**Exercise objective:** Identify the lines that contain the string "this", then copy each of them.

----- Records for processing -----

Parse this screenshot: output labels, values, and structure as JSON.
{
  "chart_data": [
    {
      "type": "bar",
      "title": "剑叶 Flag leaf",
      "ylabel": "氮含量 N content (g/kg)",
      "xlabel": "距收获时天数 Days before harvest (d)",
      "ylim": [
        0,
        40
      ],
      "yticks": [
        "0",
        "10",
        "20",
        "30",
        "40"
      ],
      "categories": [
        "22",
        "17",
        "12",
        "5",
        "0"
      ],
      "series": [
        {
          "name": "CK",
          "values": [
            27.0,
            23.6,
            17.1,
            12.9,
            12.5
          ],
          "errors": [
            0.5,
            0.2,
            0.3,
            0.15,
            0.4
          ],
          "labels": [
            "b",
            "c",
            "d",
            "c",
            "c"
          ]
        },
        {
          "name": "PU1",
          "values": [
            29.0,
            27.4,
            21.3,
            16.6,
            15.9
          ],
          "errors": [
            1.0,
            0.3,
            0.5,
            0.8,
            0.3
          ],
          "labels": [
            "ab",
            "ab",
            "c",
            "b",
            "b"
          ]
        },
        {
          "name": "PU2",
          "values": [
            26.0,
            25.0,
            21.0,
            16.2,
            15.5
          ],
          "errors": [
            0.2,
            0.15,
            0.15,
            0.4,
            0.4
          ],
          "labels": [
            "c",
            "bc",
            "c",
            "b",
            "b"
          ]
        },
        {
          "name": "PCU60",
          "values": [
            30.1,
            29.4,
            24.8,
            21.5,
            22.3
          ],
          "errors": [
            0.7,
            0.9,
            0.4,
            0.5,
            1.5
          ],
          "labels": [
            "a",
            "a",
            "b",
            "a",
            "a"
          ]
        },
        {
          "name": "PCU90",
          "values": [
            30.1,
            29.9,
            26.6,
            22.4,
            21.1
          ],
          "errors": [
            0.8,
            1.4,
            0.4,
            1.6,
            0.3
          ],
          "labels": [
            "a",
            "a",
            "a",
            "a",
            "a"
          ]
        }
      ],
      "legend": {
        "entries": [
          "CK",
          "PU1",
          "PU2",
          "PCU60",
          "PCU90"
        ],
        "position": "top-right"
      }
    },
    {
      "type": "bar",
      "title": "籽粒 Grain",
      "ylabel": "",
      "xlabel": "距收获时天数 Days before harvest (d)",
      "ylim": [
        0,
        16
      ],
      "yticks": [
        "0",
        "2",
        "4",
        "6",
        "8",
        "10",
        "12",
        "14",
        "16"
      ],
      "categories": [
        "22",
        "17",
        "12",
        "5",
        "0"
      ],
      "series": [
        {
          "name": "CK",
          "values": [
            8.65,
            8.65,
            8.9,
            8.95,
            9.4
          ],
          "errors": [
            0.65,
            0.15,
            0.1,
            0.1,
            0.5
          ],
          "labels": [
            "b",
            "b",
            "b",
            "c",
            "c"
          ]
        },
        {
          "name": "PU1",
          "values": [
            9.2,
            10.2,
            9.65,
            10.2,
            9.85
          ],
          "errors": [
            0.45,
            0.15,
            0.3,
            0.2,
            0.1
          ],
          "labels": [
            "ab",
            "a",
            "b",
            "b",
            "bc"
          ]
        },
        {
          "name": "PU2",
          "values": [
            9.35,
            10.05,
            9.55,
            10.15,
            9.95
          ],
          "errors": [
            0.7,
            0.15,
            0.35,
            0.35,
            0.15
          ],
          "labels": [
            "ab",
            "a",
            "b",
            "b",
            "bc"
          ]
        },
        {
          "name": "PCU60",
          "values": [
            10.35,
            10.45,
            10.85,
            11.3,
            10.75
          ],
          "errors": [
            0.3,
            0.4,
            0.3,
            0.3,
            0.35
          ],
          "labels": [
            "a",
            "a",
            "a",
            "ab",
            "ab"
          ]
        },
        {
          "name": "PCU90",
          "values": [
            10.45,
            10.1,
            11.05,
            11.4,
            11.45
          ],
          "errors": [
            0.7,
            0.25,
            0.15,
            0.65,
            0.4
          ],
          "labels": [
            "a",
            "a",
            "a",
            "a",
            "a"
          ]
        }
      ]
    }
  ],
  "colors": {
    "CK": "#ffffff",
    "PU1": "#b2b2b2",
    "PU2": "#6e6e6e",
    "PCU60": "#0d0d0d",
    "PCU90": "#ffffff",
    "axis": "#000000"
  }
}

-----
----- Records for processing -----

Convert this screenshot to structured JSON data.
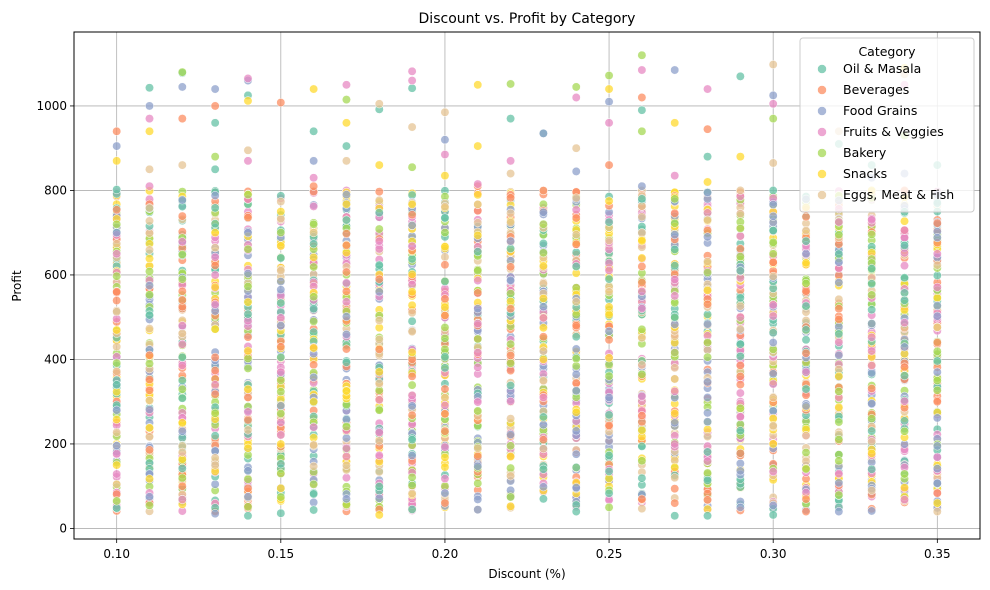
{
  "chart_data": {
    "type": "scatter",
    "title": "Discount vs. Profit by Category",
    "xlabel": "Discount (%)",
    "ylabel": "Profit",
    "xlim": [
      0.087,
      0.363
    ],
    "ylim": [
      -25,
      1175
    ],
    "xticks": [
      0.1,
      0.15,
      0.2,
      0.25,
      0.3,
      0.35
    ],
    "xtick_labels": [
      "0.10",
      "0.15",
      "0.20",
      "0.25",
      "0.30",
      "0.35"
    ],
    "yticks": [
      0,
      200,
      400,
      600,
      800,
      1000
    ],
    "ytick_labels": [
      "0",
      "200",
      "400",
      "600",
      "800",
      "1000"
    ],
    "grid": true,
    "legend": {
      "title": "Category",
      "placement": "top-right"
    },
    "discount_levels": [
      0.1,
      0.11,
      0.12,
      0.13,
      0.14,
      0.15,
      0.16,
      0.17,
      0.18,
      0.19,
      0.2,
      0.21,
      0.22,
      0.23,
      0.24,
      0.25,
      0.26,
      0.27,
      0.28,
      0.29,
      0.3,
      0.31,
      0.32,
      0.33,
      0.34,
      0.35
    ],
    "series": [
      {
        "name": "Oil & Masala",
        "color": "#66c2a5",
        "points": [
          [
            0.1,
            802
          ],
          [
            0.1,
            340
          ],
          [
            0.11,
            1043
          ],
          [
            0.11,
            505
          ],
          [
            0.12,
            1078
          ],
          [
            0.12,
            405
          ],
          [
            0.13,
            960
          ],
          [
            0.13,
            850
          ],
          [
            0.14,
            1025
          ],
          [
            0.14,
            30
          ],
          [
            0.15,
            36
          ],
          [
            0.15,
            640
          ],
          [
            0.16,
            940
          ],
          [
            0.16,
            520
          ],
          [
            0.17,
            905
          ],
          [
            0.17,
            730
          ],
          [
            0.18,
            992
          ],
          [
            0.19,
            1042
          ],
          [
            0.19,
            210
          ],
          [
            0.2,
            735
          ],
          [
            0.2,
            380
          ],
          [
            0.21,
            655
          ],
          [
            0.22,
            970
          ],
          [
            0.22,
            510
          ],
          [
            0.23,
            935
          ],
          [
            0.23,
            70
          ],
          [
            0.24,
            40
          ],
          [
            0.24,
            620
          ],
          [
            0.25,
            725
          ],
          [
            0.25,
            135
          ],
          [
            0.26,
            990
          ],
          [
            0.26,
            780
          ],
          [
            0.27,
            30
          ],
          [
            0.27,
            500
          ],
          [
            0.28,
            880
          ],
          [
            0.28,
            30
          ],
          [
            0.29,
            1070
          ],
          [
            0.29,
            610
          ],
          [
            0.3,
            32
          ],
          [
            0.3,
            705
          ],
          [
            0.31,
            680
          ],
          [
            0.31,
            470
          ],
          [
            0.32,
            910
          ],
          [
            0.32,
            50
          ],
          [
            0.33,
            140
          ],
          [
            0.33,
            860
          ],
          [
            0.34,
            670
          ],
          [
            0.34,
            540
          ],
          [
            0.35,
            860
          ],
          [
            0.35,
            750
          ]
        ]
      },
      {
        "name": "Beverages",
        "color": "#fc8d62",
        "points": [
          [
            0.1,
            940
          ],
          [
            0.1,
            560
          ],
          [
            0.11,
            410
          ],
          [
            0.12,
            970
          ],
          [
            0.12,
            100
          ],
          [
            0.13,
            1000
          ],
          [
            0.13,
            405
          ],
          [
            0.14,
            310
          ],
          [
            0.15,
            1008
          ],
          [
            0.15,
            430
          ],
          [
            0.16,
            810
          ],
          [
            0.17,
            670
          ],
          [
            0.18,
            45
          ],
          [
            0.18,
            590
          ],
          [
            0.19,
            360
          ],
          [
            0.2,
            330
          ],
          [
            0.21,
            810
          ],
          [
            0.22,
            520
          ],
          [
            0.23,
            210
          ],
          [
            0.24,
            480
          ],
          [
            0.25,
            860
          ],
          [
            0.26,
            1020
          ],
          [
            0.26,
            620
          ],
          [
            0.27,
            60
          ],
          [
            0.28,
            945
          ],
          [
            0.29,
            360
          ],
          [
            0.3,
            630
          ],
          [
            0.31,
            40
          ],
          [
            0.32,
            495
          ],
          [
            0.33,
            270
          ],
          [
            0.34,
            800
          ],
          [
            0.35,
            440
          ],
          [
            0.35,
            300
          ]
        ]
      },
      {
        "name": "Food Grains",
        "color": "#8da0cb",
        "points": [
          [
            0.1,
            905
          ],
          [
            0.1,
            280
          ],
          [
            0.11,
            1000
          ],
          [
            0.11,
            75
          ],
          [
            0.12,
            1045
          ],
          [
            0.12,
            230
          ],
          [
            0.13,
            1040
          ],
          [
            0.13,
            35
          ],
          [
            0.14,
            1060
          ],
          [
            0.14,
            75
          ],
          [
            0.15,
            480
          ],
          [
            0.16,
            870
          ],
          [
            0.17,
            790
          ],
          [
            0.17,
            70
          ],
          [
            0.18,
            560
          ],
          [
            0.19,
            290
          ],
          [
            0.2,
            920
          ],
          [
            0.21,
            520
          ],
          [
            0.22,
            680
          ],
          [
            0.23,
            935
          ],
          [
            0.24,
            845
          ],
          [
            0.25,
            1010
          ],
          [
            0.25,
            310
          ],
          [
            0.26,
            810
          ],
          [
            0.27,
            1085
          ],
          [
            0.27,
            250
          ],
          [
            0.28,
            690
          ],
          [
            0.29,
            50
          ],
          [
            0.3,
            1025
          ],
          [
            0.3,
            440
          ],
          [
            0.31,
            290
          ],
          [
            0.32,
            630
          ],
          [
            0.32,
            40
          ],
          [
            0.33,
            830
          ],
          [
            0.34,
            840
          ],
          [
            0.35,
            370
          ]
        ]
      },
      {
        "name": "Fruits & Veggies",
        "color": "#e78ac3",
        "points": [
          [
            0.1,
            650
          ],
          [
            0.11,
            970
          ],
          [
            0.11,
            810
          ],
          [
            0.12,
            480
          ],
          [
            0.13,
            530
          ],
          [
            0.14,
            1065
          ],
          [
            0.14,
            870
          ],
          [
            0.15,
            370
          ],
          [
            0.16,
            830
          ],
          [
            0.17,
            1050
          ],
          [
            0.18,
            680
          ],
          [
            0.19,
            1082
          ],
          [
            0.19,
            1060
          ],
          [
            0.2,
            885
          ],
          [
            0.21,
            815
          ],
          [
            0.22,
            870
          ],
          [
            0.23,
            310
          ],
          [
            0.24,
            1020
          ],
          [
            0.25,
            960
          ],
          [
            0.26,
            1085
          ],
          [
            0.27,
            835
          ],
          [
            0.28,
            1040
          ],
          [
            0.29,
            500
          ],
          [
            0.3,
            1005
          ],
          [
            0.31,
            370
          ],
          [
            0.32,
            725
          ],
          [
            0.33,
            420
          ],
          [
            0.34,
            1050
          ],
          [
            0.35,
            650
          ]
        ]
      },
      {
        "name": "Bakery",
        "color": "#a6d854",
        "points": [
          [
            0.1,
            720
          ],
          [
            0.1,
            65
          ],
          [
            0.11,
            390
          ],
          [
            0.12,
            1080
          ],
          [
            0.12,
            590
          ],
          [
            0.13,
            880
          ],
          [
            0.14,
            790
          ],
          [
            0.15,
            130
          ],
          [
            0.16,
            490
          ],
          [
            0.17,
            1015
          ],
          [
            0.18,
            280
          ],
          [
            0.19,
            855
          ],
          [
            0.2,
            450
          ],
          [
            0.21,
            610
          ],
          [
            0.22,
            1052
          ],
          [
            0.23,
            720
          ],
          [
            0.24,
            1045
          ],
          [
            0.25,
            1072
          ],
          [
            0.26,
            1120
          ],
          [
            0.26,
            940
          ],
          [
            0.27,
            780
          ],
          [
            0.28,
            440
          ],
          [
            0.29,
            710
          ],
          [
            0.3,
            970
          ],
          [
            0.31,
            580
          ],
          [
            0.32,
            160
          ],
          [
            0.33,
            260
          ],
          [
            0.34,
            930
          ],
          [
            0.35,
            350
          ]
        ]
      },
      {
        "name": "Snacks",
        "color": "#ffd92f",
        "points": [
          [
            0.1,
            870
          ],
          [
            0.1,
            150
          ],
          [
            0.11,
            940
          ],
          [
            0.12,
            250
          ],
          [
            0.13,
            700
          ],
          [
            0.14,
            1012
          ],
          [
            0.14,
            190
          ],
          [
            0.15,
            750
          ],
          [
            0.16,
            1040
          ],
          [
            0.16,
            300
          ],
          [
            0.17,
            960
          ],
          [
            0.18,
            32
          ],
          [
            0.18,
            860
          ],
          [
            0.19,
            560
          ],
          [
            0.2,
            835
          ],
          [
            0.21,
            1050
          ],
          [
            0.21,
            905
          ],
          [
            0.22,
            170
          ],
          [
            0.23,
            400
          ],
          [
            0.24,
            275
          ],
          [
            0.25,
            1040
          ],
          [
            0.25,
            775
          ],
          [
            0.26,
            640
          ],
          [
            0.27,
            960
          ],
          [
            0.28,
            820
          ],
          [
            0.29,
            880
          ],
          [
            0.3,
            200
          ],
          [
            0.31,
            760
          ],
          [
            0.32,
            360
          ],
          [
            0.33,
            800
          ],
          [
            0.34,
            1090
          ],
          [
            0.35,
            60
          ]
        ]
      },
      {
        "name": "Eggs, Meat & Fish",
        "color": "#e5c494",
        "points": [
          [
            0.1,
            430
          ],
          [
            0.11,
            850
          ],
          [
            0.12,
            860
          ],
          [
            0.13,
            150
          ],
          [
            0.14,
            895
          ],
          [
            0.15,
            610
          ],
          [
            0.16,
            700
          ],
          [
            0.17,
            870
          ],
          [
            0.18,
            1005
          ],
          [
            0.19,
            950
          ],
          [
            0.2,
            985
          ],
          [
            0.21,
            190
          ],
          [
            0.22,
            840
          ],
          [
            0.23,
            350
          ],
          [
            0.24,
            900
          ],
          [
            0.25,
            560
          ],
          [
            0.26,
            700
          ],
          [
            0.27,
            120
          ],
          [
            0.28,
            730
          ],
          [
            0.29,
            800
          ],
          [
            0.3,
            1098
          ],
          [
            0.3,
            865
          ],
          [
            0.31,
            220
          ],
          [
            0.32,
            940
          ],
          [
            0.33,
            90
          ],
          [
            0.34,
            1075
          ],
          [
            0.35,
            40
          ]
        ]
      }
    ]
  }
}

-----

**Response:**
Parse this screenshot: output labels, values, and structure as JSON.
Convert this screenshot to structured JSON data.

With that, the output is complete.